- [PROBLEM]
Only lines with the word "Familie" are needed; collect each of them from the listing below.

- [DATA TO USE]
----

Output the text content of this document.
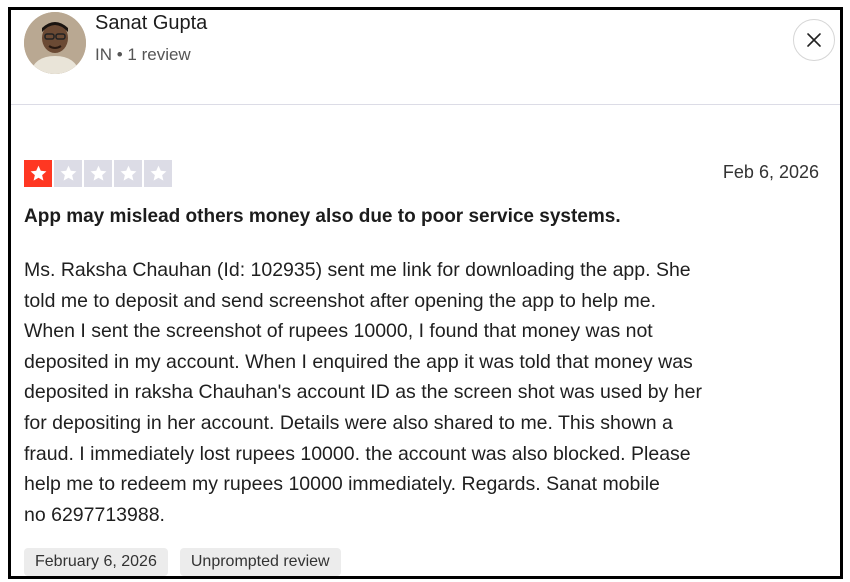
Sanat Gupta
IN • 1 review
Feb 6, 2026
App may mislead others money also due to poor service systems.
Ms. Raksha Chauhan (Id: 102935) sent me link for downloading the app. She
told me to deposit and send screenshot after opening the app to help me.
When I sent the screenshot of rupees 10000, I found that money was not
deposited in my account. When I enquired the app it was told that money was
deposited in raksha Chauhan's account ID as the screen shot was used by her
for depositing in her account. Details were also shared to me. This shown a
fraud. I immediately lost rupees 10000. the account was also blocked. Please
help me to redeem my rupees 10000 immediately. Regards. Sanat mobile
no 6297713988.
February 6, 2026	Unprompted review
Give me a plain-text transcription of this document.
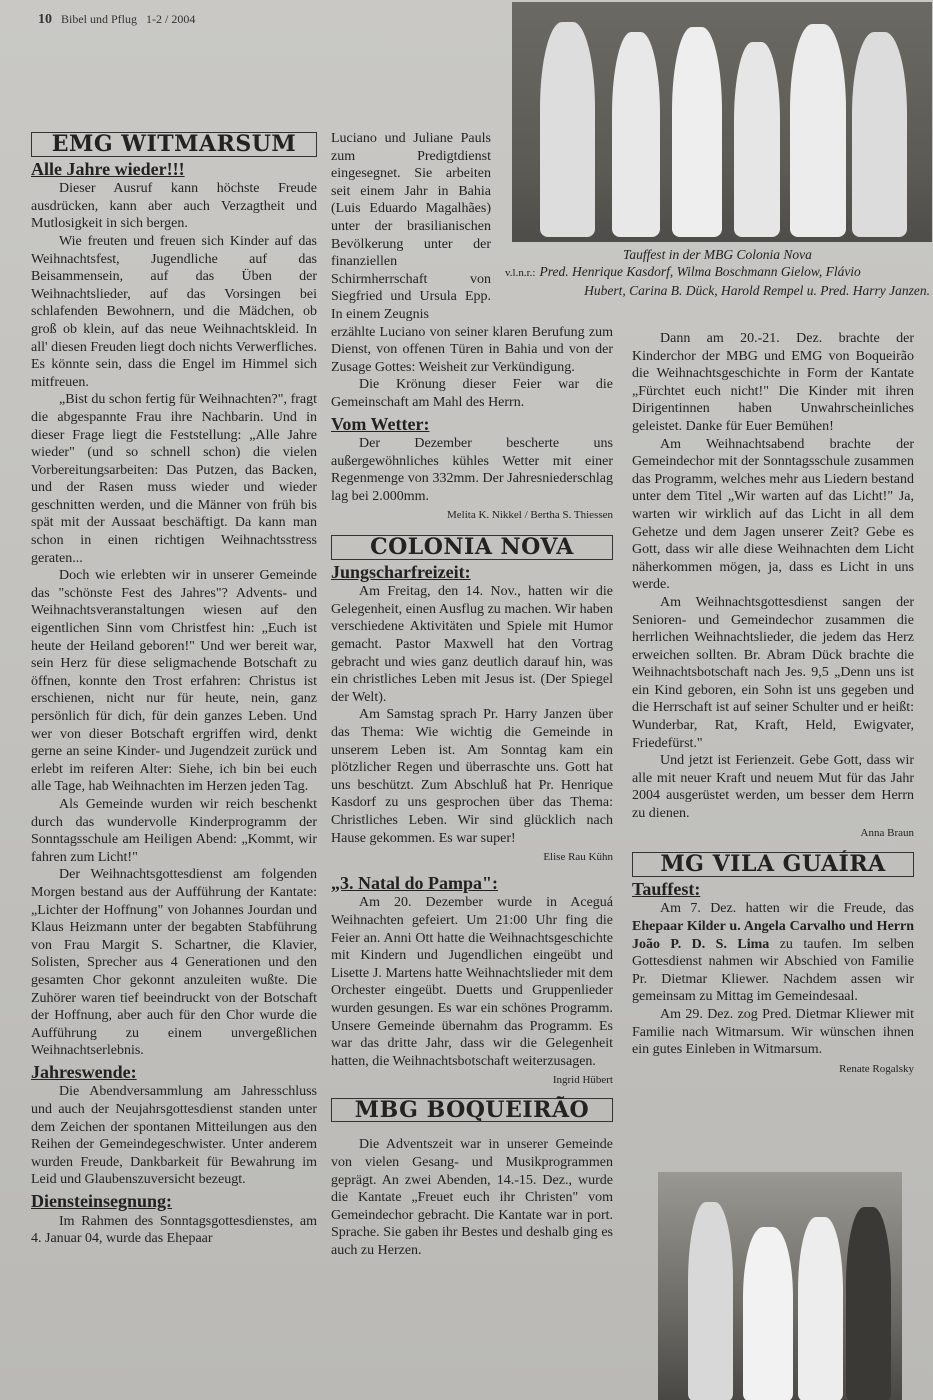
10 Bibel und Pflug 1-2 / 2004
EMG WITMARSUM
Alle Jahre wieder!!!

Dieser Ausruf kann höchste Freude ausdrücken, kann aber auch Verzagtheit und Mutlosigkeit in sich bergen.

Wie freuten und freuen sich Kinder auf das Weihnachtsfest, Jugendliche auf das Beisammensein, auf das Üben der Weihnachtslieder, auf das Vorsingen bei schlafenden Bewohnern, und die Mädchen, ob groß ob klein, auf das neue Weihnachtskleid. In all' diesen Freuden liegt doch nichts Verwerfliches. Es könnte sein, dass die Engel im Himmel sich mitfreuen.

„Bist du schon fertig für Weihnachten?", fragt die abgespannte Frau ihre Nachbarin. Und in dieser Frage liegt die Feststellung: „Alle Jahre wieder" (und so schnell schon) die vielen Vorbereitungsarbeiten: Das Putzen, das Backen, und der Rasen muss wieder und wieder geschnitten werden, und die Männer von früh bis spät mit der Aussaat beschäftigt. Da kann man schon in einen richtigen Weihnachtsstress geraten...

Doch wie erlebten wir in unserer Gemeinde das "schönste Fest des Jahres"? Advents- und Weihnachtsveranstaltungen wiesen auf den eigentlichen Sinn vom Christfest hin: „Euch ist heute der Heiland geboren!" Und wer bereit war, sein Herz für diese seligmachende Botschaft zu öffnen, konnte den Trost erfahren: Christus ist erschienen, nicht nur für heute, nein, ganz persönlich für dich, für dein ganzes Leben. Und wer von dieser Botschaft ergriffen wird, denkt gerne an seine Kinder- und Jugendzeit zurück und erlebt im reiferen Alter: Siehe, ich bin bei euch alle Tage, hab Weihnachten im Herzen jeden Tag.

Als Gemeinde wurden wir reich beschenkt durch das wundervolle Kinderprogramm der Sonntagsschule am Heiligen Abend: „Kommt, wir fahren zum Licht!"

Der Weihnachtsgottesdienst am folgenden Morgen bestand aus der Aufführung der Kantate: „Lichter der Hoffnung" von Johannes Jourdan und Klaus Heizmann unter der begabten Stabführung von Frau Margit S. Schartner, die Klavier, Solisten, Sprecher aus 4 Generationen und den gesamten Chor gekonnt anzuleiten wußte. Die Zuhörer waren tief beeindruckt von der Botschaft der Hoffnung, aber auch für den Chor wurde die Aufführung zu einem unvergeßlichen Weihnachtserlebnis.

Jahreswende:

Die Abendversammlung am Jahresschluss und auch der Neujahrsgottesdienst standen unter dem Zeichen der spontanen Mitteilungen aus den Reihen der Gemeindegeschwister. Unter anderem wurden Freude, Dankbarkeit für Bewahrung im Leid und Glaubenszuversicht bezeugt.

Diensteinsegnung:

Im Rahmen des Sonntagsgottesdienstes, am 4. Januar 04, wurde das Ehepaar

Luciano und Juliane Pauls zum Predigtdienst eingesegnet. Sie arbeiten seit einem Jahr in Bahia (Luis Eduardo Magalhães) unter der brasilianischen Bevölkerung unter der finanziellen Schirmherrschaft von Siegfried und Ursula Epp. In einem Zeugnis

erzählte Luciano von seiner klaren Berufung zum Dienst, von offenen Türen in Bahia und von der Zusage Gottes: Weisheit zur Verkündigung.

Die Krönung dieser Feier war die Gemeinschaft am Mahl des Herrn.

Vom Wetter:

Der Dezember bescherte uns außergewöhnliches kühles Wetter mit einer Regenmenge von 332mm. Der Jahresniederschlag lag bei 2.000mm.

Melita K. Nikkel / Bertha S. Thiessen
COLONIA NOVA
Jungscharfreizeit:

Am Freitag, den 14. Nov., hatten wir die Gelegenheit, einen Ausflug zu machen. Wir haben verschiedene Aktivitäten und Spiele mit Humor gemacht. Pastor Maxwell hat den Vortrag gebracht und wies ganz deutlich darauf hin, was ein christliches Leben mit Jesus ist. (Der Spiegel der Welt).

Am Samstag sprach Pr. Harry Janzen über das Thema: Wie wichtig die Gemeinde in unserem Leben ist. Am Sonntag kam ein plötzlicher Regen und überraschte uns. Gott hat uns beschützt. Zum Abschluß hat Pr. Henrique Kasdorf zu uns gesprochen über das Thema: Christliches Leben. Wir sind glücklich nach Hause gekommen. Es war super!

Elise Rau Kühn
„3. Natal do Pampa":

Am 20. Dezember wurde in Aceguá Weihnachten gefeiert. Um 21:00 Uhr fing die Feier an. Anni Ott hatte die Weihnachtsgeschichte mit Kindern und Jugendlichen eingeübt und Lisette J. Martens hatte Weihnachtslieder mit dem Orchester eingeübt. Duetts und Gruppenlieder wurden gesungen. Es war ein schönes Programm. Unsere Gemeinde übernahm das Programm. Es war das dritte Jahr, dass wir die Gelegenheit hatten, die Weihnachtsbotschaft weiterzusagen.

Ingrid Hübert
MBG BOQUEIRÃO

Die Adventszeit war in unserer Gemeinde von vielen Gesang- und Musikprogrammen geprägt. An zwei Abenden, 14.-15. Dez., wurde die Kantate „Freuet euch ihr Christen" vom Gemeindechor gebracht. Die Kantate war in port. Sprache. Sie gaben ihr Bestes und deshalb ging es auch zu Herzen.

Tauffest in der MBG Colonia Nova
v.l.n.r.: Pred. Henrique Kasdorf, Wilma Boschmann Gielow, Flávio
Hubert, Carina B. Dück, Harold Rempel u. Pred. Harry Janzen.

Dann am 20.-21. Dez. brachte der Kinderchor der MBG und EMG von Boqueirão die Weihnachtsgeschichte in Form der Kantate „Fürchtet euch nicht!" Die Kinder mit ihren Dirigentinnen haben Unwahrscheinliches geleistet. Danke für Euer Bemühen!

Am Weihnachtsabend brachte der Gemeindechor mit der Sonntagsschule zusammen das Programm, welches mehr aus Liedern bestand unter dem Titel „Wir warten auf das Licht!" Ja, warten wir wirklich auf das Licht in all dem Gehetze und dem Jagen unserer Zeit? Gebe es Gott, dass wir alle diese Weihnachten dem Licht näherkommen mögen, ja, dass es Licht in uns werde.

Am Weihnachtsgottesdienst sangen der Senioren- und Gemeindechor zusammen die herrlichen Weihnachtslieder, die jedem das Herz erweichen sollten. Br. Abram Dück brachte die Weihnachtsbotschaft nach Jes. 9,5 „Denn uns ist ein Kind geboren, ein Sohn ist uns gegeben und die Herrschaft ist auf seiner Schulter und er heißt: Wunderbar, Rat, Kraft, Held, Ewigvater, Friedefürst."

Und jetzt ist Ferienzeit. Gebe Gott, dass wir alle mit neuer Kraft und neuem Mut für das Jahr 2004 ausgerüstet werden, um besser dem Herrn zu dienen.

Anna Braun
MG VILA GUAÍRA
Tauffest:

Am 7. Dez. hatten wir die Freude, das Ehepaar Kilder u. Angela Carvalho und Herrn João P. D. S. Lima zu taufen. Im selben Gottesdienst nahmen wir Abschied von Familie Pr. Dietmar Kliewer. Nachdem assen wir gemeinsam zu Mittag im Gemeindesaal.

Am 29. Dez. zog Pred. Dietmar Kliewer mit Familie nach Witmarsum. Wir wünschen ihnen ein gutes Einleben in Witmarsum.

Renate Rogalsky
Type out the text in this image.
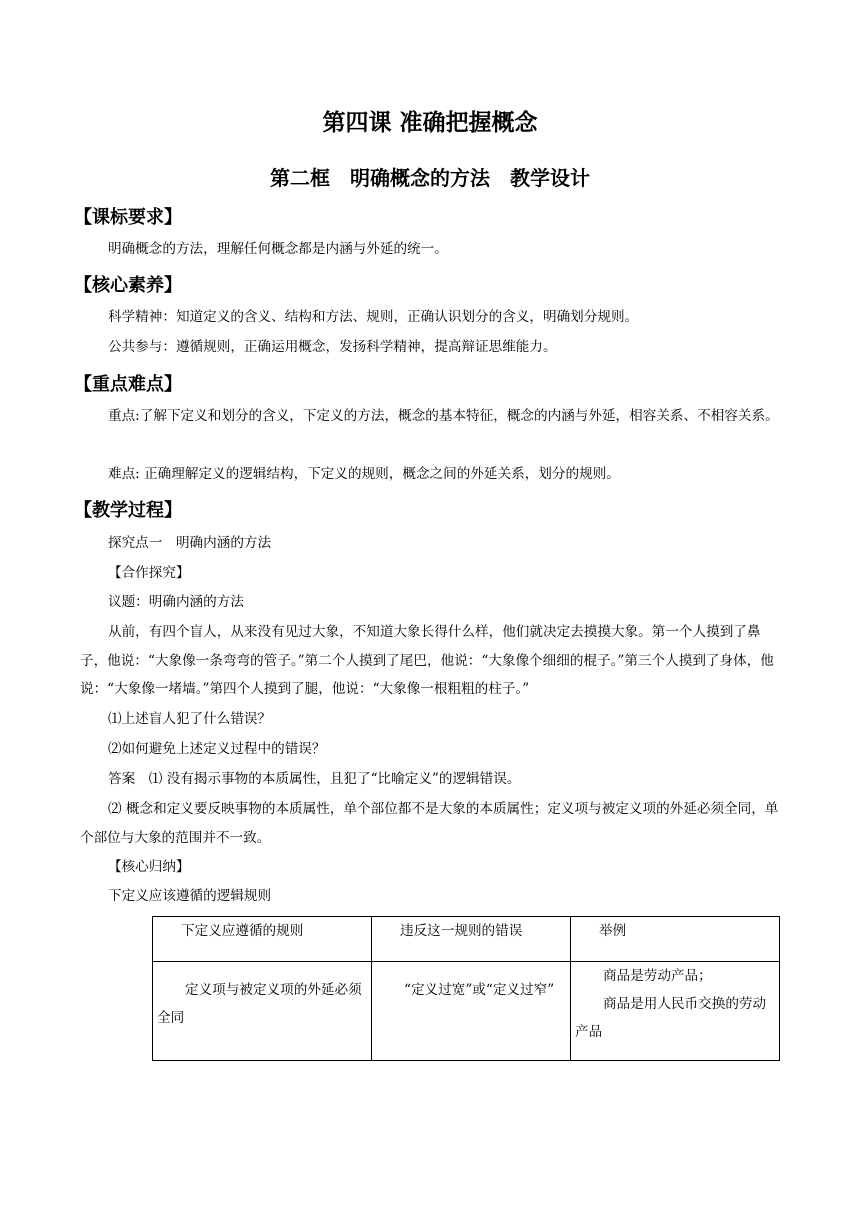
第四课 准确把握概念
第二框　明确概念的方法　教学设计
【课标要求】
明确概念的方法，理解任何概念都是内涵与外延的统一。
【核心素养】
科学精神：知道定义的含义、结构和方法、规则，正确认识划分的含义，明确划分规则。
公共参与：遵循规则，正确运用概念，发扬科学精神，提高辩证思维能力。
【重点难点】
重点:了解下定义和划分的含义，下定义的方法，概念的基本特征，概念的内涵与外延，相容关系、不相容关系。
难点: 正确理解定义的逻辑结构，下定义的规则，概念之间的外延关系，划分的规则。
【教学过程】
探究点一　明确内涵的方法
【合作探究】
议题：明确内涵的方法
从前，有四个盲人，从来没有见过大象，不知道大象长得什么样，他们就决定去摸摸大象。第一个人摸到了鼻子，他说：“大象像一条弯弯的管子。”第二个人摸到了尾巴，他说：“大象像个细细的棍子。”第三个人摸到了身体，他说：“大象像一堵墙。”第四个人摸到了腿，他说：“大象像一根粗粗的柱子。”
⑴上述盲人犯了什么错误？
⑵如何避免上述定义过程中的错误？
答案　⑴ 没有揭示事物的本质属性，且犯了“比喻定义”的逻辑错误。
⑵ 概念和定义要反映事物的本质属性，单个部位都不是大象的本质属性；定义项与被定义项的外延必须全同，单个部位与大象的范围并不一致。
【核心归纳】
下定义应该遵循的逻辑规则
下定义应遵循的规则	违反这一规则的错误	举例
定义项与被定义项的外延必须全同	“定义过宽”或“定义过窄”	商品是劳动产品；
商品是用人民币交换的劳动产品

----

- [RESULT]
Am 7. Dez. hatten wir die Freude, das Ehepaar Kilder u. Angela Carvalho und Herrn João P. D. S. Lima zu taufen. Im selben Gottesdienst nahmen wir Abschied von Familie Pr. Dietmar Kliewer. Nachdem assen wir gemeinsam zu Mittag im Gemeindesaal.
Am 29. Dez. zog Pred. Dietmar Kliewer mit Familie nach Witmarsum. Wir wünschen ihnen ein gutes Einleben in Witmarsum.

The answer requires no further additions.